--- Data in this exercise ---
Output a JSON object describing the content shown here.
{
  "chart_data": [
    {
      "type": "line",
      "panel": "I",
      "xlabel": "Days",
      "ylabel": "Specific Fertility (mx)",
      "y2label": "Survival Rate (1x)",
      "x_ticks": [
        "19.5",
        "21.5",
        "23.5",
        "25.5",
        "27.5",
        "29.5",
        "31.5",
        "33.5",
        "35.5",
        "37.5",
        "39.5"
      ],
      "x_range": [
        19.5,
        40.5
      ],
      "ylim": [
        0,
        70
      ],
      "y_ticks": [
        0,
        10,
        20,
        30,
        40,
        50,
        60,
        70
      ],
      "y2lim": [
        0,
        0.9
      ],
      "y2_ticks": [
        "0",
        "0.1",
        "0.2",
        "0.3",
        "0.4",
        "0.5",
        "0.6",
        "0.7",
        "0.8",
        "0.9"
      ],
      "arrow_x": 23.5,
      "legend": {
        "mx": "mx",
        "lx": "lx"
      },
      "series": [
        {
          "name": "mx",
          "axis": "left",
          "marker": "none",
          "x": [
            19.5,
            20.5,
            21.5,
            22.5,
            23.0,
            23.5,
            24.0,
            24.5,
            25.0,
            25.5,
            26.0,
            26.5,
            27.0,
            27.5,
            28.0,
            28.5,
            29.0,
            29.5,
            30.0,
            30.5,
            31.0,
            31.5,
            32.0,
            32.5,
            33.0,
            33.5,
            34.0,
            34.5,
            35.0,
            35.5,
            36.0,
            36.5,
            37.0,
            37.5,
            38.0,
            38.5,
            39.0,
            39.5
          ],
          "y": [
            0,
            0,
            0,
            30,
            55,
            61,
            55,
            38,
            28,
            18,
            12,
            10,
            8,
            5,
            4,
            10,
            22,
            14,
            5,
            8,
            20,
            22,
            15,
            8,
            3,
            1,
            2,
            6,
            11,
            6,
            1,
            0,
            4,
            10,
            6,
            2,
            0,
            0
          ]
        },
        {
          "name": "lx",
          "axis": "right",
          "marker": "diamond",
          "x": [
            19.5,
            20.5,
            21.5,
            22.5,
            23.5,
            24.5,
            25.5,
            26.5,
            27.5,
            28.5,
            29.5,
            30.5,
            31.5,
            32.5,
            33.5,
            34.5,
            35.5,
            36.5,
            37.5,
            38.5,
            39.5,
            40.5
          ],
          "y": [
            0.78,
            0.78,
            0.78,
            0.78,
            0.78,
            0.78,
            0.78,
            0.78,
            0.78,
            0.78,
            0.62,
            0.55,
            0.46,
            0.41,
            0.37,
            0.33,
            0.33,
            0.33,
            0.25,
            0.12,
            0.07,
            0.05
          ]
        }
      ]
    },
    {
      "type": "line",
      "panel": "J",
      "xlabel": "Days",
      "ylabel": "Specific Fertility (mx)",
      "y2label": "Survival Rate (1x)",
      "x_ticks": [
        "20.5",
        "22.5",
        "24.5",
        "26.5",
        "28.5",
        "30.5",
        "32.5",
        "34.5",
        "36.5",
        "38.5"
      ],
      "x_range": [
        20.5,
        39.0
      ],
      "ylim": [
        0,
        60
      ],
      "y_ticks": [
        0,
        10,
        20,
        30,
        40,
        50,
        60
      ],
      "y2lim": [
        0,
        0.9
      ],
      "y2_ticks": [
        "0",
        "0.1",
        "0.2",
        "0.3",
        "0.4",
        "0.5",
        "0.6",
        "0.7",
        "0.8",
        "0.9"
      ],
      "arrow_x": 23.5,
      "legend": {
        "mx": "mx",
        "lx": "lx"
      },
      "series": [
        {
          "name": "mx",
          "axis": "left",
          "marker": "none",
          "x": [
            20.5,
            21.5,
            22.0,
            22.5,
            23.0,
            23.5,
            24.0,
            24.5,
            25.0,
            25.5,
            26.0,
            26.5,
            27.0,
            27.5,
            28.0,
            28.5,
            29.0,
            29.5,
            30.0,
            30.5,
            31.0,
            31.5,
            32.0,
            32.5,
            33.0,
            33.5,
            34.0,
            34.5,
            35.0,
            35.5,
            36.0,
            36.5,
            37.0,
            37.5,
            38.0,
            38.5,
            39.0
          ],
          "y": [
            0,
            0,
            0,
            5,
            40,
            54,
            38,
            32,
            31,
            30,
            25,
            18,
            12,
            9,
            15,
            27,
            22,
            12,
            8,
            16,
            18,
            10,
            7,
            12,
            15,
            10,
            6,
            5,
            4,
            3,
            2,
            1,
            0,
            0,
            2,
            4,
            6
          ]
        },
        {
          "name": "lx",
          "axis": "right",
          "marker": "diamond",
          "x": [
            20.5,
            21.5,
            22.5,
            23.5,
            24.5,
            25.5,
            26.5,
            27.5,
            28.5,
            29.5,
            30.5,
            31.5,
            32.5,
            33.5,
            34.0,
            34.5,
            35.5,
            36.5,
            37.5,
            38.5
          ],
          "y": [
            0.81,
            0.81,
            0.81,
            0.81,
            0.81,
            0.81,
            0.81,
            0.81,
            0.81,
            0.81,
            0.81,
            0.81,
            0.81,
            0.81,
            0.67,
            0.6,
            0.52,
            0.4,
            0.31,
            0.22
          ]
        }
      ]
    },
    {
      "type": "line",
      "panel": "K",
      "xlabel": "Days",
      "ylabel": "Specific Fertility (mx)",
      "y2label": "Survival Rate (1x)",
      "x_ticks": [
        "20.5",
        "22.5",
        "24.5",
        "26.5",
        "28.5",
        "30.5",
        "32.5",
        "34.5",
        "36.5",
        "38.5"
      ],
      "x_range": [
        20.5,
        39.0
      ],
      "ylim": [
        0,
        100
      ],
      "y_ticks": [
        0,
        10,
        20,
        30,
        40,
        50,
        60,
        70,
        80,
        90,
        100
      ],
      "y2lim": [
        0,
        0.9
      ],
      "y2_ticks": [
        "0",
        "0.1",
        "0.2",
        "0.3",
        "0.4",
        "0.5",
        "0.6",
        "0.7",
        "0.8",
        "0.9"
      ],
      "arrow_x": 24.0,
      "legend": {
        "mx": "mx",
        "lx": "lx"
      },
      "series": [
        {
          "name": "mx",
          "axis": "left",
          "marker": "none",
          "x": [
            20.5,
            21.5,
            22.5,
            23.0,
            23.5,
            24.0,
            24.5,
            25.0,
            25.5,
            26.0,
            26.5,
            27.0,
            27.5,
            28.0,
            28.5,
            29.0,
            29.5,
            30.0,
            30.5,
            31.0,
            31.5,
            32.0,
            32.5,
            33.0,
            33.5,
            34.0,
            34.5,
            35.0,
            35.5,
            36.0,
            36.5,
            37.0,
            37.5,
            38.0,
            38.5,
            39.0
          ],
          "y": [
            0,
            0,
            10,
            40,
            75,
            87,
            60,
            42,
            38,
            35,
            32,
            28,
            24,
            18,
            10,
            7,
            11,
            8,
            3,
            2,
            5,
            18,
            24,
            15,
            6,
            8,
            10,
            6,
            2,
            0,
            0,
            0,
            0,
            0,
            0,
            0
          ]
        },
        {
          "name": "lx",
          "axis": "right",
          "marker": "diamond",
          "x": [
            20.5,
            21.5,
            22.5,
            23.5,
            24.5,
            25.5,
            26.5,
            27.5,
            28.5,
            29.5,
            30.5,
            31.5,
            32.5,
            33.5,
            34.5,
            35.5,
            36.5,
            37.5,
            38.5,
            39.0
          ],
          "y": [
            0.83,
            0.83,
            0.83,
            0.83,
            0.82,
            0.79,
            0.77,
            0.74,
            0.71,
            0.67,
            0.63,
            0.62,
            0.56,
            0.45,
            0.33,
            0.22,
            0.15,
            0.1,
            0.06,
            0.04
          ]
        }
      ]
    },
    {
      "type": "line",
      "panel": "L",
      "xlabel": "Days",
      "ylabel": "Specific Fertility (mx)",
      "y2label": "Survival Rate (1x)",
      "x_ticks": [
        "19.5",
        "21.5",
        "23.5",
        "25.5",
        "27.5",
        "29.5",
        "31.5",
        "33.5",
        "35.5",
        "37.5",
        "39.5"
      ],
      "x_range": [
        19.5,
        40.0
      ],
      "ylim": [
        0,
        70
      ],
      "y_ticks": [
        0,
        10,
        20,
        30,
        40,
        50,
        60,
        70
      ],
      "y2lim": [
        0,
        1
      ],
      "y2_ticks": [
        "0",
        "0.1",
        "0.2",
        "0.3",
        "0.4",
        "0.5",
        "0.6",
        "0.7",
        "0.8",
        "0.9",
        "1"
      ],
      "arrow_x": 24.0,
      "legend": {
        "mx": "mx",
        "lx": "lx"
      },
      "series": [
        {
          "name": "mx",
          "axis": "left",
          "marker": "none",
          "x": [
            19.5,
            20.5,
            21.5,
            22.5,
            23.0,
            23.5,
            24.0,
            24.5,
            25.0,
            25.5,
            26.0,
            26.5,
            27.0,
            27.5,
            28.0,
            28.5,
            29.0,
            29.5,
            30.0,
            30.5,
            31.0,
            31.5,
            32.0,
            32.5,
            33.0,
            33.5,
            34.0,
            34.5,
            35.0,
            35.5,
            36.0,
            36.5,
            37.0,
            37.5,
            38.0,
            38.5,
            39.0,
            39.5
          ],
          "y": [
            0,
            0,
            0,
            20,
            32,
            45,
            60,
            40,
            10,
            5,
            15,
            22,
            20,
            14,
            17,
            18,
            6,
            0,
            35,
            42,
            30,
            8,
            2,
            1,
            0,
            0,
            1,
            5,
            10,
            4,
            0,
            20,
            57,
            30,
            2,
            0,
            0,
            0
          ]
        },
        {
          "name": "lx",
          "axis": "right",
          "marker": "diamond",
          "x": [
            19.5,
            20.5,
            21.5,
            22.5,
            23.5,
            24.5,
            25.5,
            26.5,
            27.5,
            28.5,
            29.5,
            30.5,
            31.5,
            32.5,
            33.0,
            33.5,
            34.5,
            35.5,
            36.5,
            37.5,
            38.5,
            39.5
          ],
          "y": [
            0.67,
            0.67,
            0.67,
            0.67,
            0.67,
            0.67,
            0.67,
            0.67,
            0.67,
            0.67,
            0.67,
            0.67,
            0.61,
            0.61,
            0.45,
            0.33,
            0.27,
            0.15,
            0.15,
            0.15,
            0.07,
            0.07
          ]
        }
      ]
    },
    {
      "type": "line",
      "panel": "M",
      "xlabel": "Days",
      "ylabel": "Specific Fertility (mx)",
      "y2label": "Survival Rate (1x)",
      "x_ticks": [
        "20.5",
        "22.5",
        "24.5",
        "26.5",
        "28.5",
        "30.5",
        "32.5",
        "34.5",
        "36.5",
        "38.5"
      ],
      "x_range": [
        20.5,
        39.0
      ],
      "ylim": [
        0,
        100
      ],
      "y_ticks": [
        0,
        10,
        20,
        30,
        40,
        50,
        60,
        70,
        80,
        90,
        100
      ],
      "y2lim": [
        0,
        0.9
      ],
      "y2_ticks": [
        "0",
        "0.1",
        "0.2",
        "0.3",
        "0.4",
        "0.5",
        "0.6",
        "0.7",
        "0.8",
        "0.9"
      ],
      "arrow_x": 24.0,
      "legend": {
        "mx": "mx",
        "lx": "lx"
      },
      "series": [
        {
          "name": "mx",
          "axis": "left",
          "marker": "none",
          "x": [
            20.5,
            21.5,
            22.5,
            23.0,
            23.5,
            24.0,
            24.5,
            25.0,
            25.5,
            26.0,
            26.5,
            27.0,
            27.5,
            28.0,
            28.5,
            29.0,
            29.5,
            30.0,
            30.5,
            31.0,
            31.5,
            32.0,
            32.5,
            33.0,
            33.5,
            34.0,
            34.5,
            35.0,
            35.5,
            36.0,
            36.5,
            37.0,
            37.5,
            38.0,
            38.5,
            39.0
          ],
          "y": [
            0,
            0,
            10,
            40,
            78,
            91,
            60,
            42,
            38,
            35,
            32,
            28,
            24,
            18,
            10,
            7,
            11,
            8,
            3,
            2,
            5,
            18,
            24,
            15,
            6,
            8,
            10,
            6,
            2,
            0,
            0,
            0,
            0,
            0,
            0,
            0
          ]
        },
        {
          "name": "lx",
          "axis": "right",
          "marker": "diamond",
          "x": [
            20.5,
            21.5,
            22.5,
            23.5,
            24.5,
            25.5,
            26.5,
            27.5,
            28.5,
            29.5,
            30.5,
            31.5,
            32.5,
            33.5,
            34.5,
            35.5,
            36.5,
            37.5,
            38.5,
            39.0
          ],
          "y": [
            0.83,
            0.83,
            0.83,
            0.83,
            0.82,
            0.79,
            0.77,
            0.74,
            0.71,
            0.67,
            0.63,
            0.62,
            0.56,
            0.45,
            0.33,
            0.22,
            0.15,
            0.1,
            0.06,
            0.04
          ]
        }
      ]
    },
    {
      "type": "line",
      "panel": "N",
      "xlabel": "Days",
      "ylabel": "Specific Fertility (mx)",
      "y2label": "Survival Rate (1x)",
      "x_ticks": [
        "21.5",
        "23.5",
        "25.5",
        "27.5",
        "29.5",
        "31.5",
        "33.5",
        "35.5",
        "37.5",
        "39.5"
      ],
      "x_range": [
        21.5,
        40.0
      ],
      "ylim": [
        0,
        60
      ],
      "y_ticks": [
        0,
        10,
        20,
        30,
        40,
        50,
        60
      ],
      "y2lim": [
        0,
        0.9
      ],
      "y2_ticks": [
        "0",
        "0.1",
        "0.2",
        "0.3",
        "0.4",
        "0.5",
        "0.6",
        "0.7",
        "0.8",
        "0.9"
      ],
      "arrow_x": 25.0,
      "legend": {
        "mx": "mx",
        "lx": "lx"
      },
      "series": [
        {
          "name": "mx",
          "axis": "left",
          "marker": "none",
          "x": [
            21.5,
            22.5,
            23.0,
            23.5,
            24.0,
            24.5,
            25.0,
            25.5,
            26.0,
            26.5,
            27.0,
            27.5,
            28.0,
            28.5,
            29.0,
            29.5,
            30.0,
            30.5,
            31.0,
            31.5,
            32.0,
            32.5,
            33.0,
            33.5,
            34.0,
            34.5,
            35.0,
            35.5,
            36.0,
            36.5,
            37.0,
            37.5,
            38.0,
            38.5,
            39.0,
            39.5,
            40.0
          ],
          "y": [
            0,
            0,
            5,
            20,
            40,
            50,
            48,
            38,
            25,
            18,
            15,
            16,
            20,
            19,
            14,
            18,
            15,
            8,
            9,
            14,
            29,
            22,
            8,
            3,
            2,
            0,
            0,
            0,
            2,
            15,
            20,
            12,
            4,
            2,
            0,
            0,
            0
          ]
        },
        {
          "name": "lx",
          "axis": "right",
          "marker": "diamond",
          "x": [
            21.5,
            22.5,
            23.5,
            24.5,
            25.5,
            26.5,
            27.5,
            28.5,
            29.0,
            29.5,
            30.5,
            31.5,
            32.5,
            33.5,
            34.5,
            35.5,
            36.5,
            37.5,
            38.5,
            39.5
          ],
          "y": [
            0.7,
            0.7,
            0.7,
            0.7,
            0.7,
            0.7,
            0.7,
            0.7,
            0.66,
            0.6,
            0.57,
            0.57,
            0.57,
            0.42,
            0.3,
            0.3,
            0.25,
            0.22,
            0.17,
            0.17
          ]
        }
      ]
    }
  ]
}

--- What is expected ---
Pull out every line of the records above that contains the word "panel".

--- Solved exercise ---
      "panel": "I",
      "panel": "J",
      "panel": "K",
      "panel": "L",
      "panel": "M",
      "panel": "N",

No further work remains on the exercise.